REQUIRED WORK. Find every line in the records that holds the string "significant". Copy each one.

Entries taken from a collection:
start

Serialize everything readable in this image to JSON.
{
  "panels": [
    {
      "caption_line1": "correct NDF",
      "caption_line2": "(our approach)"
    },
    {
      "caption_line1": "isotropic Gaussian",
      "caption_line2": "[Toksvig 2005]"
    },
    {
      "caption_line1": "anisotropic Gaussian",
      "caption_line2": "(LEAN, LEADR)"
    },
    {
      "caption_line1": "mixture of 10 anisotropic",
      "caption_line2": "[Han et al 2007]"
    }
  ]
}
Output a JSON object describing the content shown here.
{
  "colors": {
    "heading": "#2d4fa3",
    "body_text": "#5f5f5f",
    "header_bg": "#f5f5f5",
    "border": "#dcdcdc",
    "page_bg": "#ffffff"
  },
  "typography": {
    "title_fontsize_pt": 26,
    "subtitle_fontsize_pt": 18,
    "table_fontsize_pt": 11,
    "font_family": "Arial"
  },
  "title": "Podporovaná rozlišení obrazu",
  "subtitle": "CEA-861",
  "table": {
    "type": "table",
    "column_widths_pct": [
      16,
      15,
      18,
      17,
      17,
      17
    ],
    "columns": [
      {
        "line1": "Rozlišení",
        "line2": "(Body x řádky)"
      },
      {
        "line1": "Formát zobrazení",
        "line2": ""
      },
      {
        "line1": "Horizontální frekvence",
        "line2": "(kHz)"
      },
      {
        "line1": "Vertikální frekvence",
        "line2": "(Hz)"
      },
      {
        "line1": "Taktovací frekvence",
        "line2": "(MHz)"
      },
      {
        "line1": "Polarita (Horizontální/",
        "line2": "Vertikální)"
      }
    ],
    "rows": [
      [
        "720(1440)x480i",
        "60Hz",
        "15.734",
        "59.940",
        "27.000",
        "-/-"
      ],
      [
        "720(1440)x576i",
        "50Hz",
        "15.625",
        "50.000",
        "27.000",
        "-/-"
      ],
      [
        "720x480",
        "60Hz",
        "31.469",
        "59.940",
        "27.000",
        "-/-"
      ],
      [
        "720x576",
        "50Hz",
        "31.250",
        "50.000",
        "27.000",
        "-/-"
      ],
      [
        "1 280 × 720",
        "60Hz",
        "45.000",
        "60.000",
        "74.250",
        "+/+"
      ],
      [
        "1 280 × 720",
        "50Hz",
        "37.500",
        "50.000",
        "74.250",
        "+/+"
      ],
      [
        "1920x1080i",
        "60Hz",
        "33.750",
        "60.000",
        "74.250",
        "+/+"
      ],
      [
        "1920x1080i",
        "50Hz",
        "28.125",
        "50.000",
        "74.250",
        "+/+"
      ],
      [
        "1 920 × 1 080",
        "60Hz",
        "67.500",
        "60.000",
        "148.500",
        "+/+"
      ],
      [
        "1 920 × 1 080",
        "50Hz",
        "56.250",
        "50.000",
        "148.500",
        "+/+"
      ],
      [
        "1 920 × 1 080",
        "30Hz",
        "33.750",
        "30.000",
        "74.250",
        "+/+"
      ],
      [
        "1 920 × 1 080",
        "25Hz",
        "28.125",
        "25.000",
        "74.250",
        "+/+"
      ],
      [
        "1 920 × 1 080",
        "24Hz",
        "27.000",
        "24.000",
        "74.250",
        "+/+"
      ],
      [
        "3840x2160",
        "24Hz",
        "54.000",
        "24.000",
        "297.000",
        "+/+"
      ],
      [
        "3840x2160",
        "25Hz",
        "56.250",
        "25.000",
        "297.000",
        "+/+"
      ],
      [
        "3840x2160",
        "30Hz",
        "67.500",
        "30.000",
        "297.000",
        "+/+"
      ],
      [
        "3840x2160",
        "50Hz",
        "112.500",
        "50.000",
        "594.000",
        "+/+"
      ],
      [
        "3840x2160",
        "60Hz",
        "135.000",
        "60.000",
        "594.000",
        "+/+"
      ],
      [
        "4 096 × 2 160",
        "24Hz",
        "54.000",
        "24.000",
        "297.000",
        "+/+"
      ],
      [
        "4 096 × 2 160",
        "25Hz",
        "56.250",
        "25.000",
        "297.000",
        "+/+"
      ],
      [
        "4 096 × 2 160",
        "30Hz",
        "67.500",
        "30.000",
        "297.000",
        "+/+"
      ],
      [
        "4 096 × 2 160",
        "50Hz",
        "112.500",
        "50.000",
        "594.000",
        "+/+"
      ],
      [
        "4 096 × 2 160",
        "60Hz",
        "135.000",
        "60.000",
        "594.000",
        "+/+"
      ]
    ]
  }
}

end
start

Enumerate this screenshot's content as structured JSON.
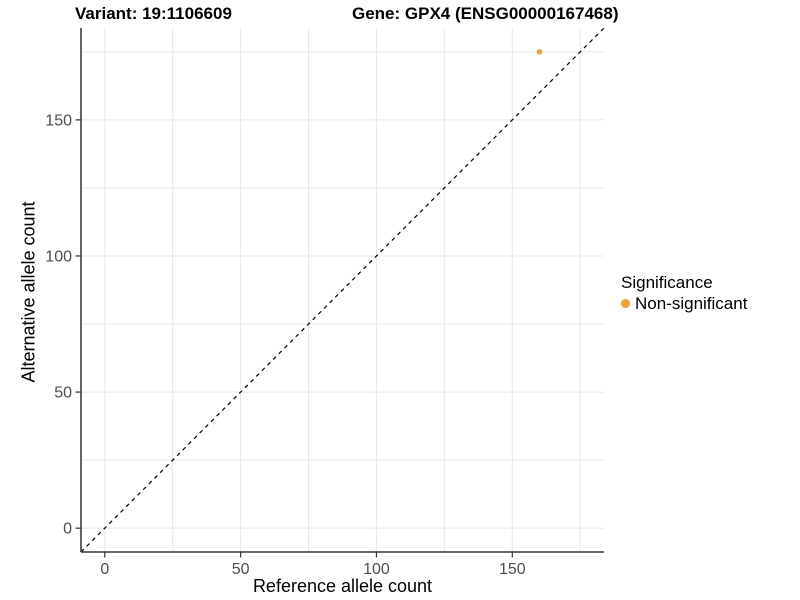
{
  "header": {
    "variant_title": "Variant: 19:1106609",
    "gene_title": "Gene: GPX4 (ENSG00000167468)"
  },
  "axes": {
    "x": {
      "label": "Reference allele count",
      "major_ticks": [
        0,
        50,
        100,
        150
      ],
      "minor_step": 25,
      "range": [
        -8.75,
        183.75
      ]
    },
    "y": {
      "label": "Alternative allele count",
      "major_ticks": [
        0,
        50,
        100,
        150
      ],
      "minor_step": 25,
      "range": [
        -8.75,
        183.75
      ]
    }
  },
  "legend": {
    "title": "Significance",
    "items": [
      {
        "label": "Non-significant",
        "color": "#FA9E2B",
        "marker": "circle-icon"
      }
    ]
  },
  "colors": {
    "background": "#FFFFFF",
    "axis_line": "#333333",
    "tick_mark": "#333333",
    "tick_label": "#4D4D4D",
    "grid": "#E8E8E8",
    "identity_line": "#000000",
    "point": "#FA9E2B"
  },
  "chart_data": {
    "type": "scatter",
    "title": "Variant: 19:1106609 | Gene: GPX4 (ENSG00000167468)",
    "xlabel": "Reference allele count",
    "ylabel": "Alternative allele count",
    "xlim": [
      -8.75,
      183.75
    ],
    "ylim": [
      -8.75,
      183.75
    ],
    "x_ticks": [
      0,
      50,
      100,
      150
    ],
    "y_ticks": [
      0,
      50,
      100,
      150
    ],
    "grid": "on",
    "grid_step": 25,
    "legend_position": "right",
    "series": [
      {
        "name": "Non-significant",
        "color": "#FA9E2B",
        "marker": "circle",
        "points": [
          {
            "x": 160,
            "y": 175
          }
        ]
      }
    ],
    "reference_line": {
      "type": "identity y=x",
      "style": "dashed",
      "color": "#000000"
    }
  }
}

end
start

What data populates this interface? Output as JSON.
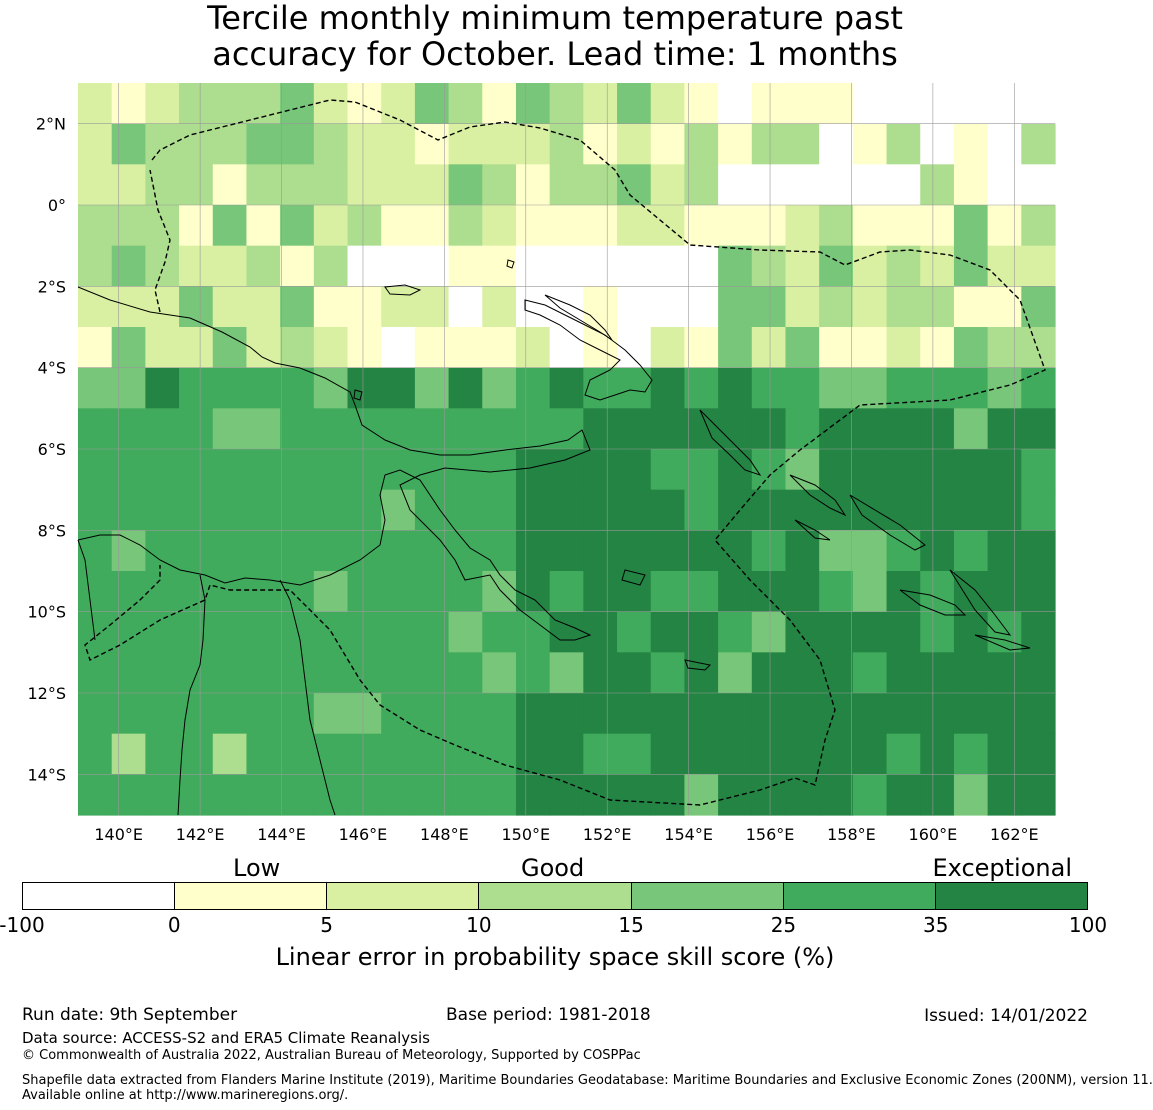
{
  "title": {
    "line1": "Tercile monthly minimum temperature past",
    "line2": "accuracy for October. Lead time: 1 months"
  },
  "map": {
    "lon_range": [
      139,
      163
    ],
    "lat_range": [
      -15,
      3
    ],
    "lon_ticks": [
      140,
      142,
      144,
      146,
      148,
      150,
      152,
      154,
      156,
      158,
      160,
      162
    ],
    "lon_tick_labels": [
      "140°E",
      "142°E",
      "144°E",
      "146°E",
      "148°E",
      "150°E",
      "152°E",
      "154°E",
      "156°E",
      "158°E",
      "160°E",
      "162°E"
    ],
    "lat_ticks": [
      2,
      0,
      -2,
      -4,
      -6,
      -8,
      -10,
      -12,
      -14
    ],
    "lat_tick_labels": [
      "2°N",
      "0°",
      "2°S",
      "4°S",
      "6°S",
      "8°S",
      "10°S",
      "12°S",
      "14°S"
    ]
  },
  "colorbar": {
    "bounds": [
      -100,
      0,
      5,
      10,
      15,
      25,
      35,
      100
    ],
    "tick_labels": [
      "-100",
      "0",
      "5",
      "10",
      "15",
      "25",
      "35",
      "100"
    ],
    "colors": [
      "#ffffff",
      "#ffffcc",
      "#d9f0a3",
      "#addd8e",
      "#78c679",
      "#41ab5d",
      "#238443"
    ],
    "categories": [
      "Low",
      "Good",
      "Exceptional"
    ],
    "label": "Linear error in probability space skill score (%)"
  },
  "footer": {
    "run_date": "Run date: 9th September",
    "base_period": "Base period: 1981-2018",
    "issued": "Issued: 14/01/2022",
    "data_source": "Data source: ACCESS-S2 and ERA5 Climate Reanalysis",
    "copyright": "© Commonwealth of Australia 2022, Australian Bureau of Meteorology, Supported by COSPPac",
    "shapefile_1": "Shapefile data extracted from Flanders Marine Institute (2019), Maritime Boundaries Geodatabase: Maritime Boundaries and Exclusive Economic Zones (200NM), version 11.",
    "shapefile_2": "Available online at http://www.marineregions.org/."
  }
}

end

SOLUTION.
        "label": "Non-significant",
        "name": "Non-significant",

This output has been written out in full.